#### Dataset extract

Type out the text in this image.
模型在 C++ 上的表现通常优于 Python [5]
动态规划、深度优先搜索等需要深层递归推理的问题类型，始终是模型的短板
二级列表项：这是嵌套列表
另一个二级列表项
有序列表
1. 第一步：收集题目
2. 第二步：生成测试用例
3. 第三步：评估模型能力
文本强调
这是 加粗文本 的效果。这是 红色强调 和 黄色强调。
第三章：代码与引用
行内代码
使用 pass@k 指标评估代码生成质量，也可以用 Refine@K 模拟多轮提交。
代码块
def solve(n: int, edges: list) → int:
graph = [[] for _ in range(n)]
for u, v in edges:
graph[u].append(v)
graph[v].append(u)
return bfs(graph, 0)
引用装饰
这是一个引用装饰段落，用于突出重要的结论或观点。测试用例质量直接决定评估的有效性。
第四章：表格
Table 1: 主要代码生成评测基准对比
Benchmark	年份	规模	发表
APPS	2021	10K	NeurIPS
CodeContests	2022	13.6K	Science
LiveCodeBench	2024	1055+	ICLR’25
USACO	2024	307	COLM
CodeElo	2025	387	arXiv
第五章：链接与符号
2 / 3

########

### Instruction
Calculate how many lines of the material include the string "edges", and state that number by itself.

### Final result
2